● **Records supplied**:
╭──

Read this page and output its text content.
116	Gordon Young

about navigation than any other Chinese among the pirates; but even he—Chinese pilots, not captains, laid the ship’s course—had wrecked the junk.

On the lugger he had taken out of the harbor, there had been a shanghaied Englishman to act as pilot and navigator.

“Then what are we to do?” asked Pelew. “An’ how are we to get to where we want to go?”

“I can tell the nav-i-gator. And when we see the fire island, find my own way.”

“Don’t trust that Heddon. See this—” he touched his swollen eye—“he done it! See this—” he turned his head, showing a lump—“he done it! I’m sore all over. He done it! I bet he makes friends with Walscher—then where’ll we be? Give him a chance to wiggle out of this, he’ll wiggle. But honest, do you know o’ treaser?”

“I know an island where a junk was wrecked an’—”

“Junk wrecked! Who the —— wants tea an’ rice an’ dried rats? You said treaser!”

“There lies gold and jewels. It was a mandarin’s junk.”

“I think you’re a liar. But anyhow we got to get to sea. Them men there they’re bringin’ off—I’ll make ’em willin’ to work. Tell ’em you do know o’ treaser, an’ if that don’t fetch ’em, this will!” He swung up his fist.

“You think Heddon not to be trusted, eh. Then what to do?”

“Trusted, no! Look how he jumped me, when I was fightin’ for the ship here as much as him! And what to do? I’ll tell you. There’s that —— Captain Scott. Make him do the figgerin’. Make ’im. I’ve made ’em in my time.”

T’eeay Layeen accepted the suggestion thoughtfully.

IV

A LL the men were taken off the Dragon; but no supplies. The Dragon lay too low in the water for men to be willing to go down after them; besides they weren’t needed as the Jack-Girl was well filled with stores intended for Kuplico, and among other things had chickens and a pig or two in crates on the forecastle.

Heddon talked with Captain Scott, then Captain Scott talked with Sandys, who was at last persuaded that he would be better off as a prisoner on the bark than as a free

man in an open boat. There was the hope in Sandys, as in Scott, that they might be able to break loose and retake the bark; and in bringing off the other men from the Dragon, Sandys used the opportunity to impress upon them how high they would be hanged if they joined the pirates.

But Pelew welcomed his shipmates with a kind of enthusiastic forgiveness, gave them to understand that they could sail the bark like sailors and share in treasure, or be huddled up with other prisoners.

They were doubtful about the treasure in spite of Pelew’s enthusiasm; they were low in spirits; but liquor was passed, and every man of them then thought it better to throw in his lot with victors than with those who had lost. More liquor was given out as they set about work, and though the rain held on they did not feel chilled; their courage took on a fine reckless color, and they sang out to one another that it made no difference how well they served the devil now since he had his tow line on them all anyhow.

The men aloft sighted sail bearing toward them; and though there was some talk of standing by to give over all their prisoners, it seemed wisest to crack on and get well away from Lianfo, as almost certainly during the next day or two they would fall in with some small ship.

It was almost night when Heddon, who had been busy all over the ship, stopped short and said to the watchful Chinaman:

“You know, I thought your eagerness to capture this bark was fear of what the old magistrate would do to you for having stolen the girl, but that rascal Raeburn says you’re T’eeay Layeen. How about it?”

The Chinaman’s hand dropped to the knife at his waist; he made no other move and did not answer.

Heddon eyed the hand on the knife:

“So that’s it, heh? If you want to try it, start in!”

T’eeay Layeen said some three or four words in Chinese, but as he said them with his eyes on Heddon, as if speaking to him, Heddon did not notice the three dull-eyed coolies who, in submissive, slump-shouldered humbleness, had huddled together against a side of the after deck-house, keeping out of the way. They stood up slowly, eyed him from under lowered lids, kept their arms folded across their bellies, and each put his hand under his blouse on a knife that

╰──

● **Exercise requirements**: Write out all the records above again, exactly as they stand.

● **Response**:
Read this page and output its text content.
116	Gordon Young

about navigation than any other Chinese among the pirates; but even he—Chinese pilots, not captains, laid the ship’s course—had wrecked the junk.

On the lugger he had taken out of the harbor, there had been a shanghaied Englishman to act as pilot and navigator.

“Then what are we to do?” asked Pelew. “An’ how are we to get to where we want to go?”

“I can tell the nav-i-gator. And when we see the fire island, find my own way.”

“Don’t trust that Heddon. See this—” he touched his swollen eye—“he done it! See this—” he turned his head, showing a lump—“he done it! I’m sore all over. He done it! I bet he makes friends with Walscher—then where’ll we be? Give him a chance to wiggle out of this, he’ll wiggle. But honest, do you know o’ treaser?”

“I know an island where a junk was wrecked an’—”

“Junk wrecked! Who the —— wants tea an’ rice an’ dried rats? You said treaser!”

“There lies gold and jewels. It was a mandarin’s junk.”

“I think you’re a liar. But anyhow we got to get to sea. Them men there they’re bringin’ off—I’ll make ’em willin’ to work. Tell ’em you do know o’ treaser, an’ if that don’t fetch ’em, this will!” He swung up his fist.

“You think Heddon not to be trusted, eh. Then what to do?”

“Trusted, no! Look how he jumped me, when I was fightin’ for the ship here as much as him! And what to do? I’ll tell you. There’s that —— Captain Scott. Make him do the figgerin’. Make ’im. I’ve made ’em in my time.”

T’eeay Layeen accepted the suggestion thoughtfully.

IV

A LL the men were taken off the Dragon; but no supplies. The Dragon lay too low in the water for men to be willing to go down after them; besides they weren’t needed as the Jack-Girl was well filled with stores intended for Kuplico, and among other things had chickens and a pig or two in crates on the forecastle.

Heddon talked with Captain Scott, then Captain Scott talked with Sandys, who was at last persuaded that he would be better off as a prisoner on the bark than as a free

man in an open boat. There was the hope in Sandys, as in Scott, that they might be able to break loose and retake the bark; and in bringing off the other men from the Dragon, Sandys used the opportunity to impress upon them how high they would be hanged if they joined the pirates.

But Pelew welcomed his shipmates with a kind of enthusiastic forgiveness, gave them to understand that they could sail the bark like sailors and share in treasure, or be huddled up with other prisoners.

They were doubtful about the treasure in spite of Pelew’s enthusiasm; they were low in spirits; but liquor was passed, and every man of them then thought it better to throw in his lot with victors than with those who had lost. More liquor was given out as they set about work, and though the rain held on they did not feel chilled; their courage took on a fine reckless color, and they sang out to one another that it made no difference how well they served the devil now since he had his tow line on them all anyhow.

The men aloft sighted sail bearing toward them; and though there was some talk of standing by to give over all their prisoners, it seemed wisest to crack on and get well away from Lianfo, as almost certainly during the next day or two they would fall in with some small ship.

It was almost night when Heddon, who had been busy all over the ship, stopped short and said to the watchful Chinaman:

“You know, I thought your eagerness to capture this bark was fear of what the old magistrate would do to you for having stolen the girl, but that rascal Raeburn says you’re T’eeay Layeen. How about it?”

The Chinaman’s hand dropped to the knife at his waist; he made no other move and did not answer.

Heddon eyed the hand on the knife:

“So that’s it, heh? If you want to try it, start in!”

T’eeay Layeen said some three or four words in Chinese, but as he said them with his eyes on Heddon, as if speaking to him, Heddon did not notice the three dull-eyed coolies who, in submissive, slump-shouldered humbleness, had huddled together against a side of the after deck-house, keeping out of the way. They stood up slowly, eyed him from under lowered lids, kept their arms folded across their bellies, and each put his hand under his blouse on a knife that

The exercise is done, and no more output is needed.